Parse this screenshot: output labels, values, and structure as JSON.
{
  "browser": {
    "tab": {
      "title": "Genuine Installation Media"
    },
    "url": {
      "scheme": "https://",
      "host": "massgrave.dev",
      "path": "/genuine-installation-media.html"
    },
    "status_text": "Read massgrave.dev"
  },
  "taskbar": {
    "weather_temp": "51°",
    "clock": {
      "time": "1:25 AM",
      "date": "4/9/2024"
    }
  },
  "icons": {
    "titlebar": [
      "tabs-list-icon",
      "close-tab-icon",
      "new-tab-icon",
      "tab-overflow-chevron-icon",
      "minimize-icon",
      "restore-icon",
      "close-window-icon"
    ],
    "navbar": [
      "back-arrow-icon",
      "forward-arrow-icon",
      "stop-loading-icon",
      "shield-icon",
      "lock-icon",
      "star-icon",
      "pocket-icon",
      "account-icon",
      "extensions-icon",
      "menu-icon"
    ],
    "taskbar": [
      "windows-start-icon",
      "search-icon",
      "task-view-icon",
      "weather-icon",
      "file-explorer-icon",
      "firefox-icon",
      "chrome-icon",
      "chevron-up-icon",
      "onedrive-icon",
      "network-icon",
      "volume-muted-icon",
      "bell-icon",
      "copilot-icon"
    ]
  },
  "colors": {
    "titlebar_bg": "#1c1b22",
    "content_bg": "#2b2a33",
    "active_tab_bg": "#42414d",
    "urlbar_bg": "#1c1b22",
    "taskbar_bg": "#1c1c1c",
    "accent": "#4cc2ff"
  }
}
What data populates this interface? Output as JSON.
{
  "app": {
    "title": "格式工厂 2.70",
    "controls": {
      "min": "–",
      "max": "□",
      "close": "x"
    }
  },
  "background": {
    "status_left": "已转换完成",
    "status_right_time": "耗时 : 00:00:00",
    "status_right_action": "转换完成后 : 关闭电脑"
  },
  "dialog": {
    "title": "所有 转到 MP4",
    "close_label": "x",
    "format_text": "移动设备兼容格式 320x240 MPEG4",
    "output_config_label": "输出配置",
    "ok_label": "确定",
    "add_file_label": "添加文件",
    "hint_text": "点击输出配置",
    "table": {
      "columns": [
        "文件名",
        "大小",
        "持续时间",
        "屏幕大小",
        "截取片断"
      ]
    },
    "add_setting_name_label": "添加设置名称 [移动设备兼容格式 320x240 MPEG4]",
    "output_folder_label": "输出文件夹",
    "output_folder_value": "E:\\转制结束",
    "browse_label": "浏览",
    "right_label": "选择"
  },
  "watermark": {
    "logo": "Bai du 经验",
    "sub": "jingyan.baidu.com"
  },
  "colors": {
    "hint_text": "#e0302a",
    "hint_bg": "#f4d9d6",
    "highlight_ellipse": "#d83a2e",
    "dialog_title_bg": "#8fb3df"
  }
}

- - - - - - -

▸ **WHAT YOU SHOULD DO**:
Every entry should be printed again exactly as written.

▸ **WRITTEN REPLY**:
Parse this screenshot: output labels, values, and structure as JSON.
{
  "browser": {
    "tab": {
      "title": "Genuine Installation Media"
    },
    "url": {
      "scheme": "https://",
      "host": "massgrave.dev",
      "path": "/genuine-installation-media.html"
    },
    "status_text": "Read massgrave.dev"
  },
  "taskbar": {
    "weather_temp": "51°",
    "clock": {
      "time": "1:25 AM",
      "date": "4/9/2024"
    }
  },
  "icons": {
    "titlebar": [
      "tabs-list-icon",
      "close-tab-icon",
      "new-tab-icon",
      "tab-overflow-chevron-icon",
      "minimize-icon",
      "restore-icon",
      "close-window-icon"
    ],
    "navbar": [
      "back-arrow-icon",
      "forward-arrow-icon",
      "stop-loading-icon",
      "shield-icon",
      "lock-icon",
      "star-icon",
      "pocket-icon",
      "account-icon",
      "extensions-icon",
      "menu-icon"
    ],
    "taskbar": [
      "windows-start-icon",
      "search-icon",
      "task-view-icon",
      "weather-icon",
      "file-explorer-icon",
      "firefox-icon",
      "chrome-icon",
      "chevron-up-icon",
      "onedrive-icon",
      "network-icon",
      "volume-muted-icon",
      "bell-icon",
      "copilot-icon"
    ]
  },
  "colors": {
    "titlebar_bg": "#1c1b22",
    "content_bg": "#2b2a33",
    "active_tab_bg": "#42414d",
    "urlbar_bg": "#1c1b22",
    "taskbar_bg": "#1c1c1c",
    "accent": "#4cc2ff"
  }
}
What data populates this interface? Output as JSON.
{
  "app": {
    "title": "格式工厂 2.70",
    "controls": {
      "min": "–",
      "max": "□",
      "close": "x"
    }
  },
  "background": {
    "status_left": "已转换完成",
    "status_right_time": "耗时 : 00:00:00",
    "status_right_action": "转换完成后 : 关闭电脑"
  },
  "dialog": {
    "title": "所有 转到 MP4",
    "close_label": "x",
    "format_text": "移动设备兼容格式 320x240 MPEG4",
    "output_config_label": "输出配置",
    "ok_label": "确定",
    "add_file_label": "添加文件",
    "hint_text": "点击输出配置",
    "table": {
      "columns": [
        "文件名",
        "大小",
        "持续时间",
        "屏幕大小",
        "截取片断"
      ]
    },
    "add_setting_name_label": "添加设置名称 [移动设备兼容格式 320x240 MPEG4]",
    "output_folder_label": "输出文件夹",
    "output_folder_value": "E:\\转制结束",
    "browse_label": "浏览",
    "right_label": "选择"
  },
  "watermark": {
    "logo": "Bai du 经验",
    "sub": "jingyan.baidu.com"
  },
  "colors": {
    "hint_text": "#e0302a",
    "hint_bg": "#f4d9d6",
    "highlight_ellipse": "#d83a2e",
    "dialog_title_bg": "#8fb3df"
  }
}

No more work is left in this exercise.